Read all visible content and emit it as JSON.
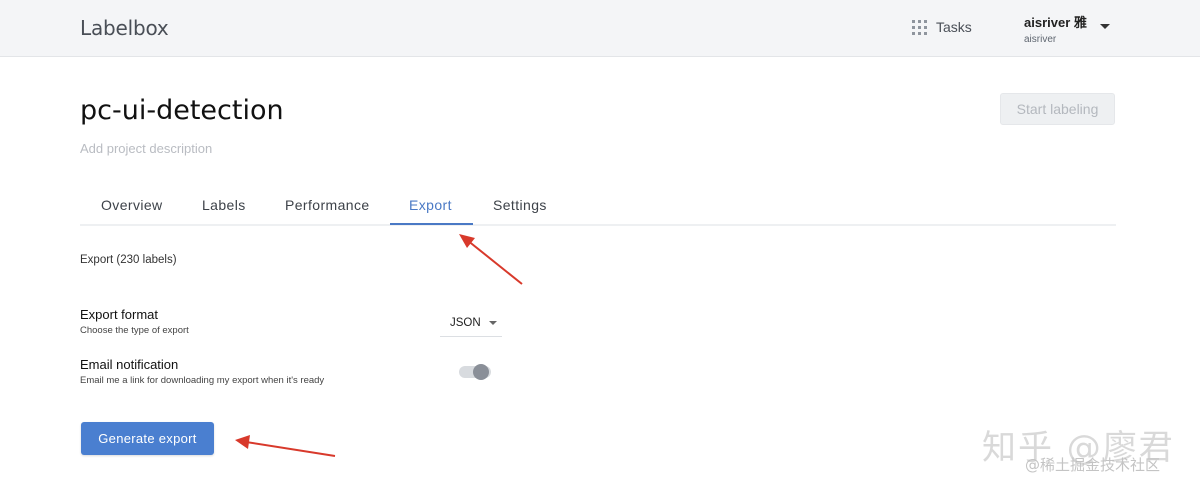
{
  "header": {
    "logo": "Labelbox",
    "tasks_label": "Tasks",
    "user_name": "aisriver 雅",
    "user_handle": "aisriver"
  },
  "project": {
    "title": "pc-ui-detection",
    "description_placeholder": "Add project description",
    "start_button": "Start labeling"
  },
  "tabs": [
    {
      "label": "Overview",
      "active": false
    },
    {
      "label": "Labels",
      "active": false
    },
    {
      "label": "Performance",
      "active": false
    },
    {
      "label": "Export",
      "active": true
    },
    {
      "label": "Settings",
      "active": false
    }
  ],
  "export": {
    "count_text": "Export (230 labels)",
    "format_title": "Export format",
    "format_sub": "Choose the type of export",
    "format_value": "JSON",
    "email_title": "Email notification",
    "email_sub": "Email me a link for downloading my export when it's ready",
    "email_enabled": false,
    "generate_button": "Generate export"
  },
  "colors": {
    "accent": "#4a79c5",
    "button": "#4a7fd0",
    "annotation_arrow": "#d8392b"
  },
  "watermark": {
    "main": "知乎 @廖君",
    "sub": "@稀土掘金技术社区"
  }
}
──────
Write the lines above out again exactly, without any of their pictures.

** Full output **
Read all visible content and emit it as JSON.
{
  "header": {
    "logo": "Labelbox",
    "tasks_label": "Tasks",
    "user_name": "aisriver 雅",
    "user_handle": "aisriver"
  },
  "project": {
    "title": "pc-ui-detection",
    "description_placeholder": "Add project description",
    "start_button": "Start labeling"
  },
  "tabs": [
    {
      "label": "Overview",
      "active": false
    },
    {
      "label": "Labels",
      "active": false
    },
    {
      "label": "Performance",
      "active": false
    },
    {
      "label": "Export",
      "active": true
    },
    {
      "label": "Settings",
      "active": false
    }
  ],
  "export": {
    "count_text": "Export (230 labels)",
    "format_title": "Export format",
    "format_sub": "Choose the type of export",
    "format_value": "JSON",
    "email_title": "Email notification",
    "email_sub": "Email me a link for downloading my export when it's ready",
    "email_enabled": false,
    "generate_button": "Generate export"
  },
  "colors": {
    "accent": "#4a79c5",
    "button": "#4a7fd0",
    "annotation_arrow": "#d8392b"
  },
  "watermark": {
    "main": "知乎 @廖君",
    "sub": "@稀土掘金技术社区"
  }
}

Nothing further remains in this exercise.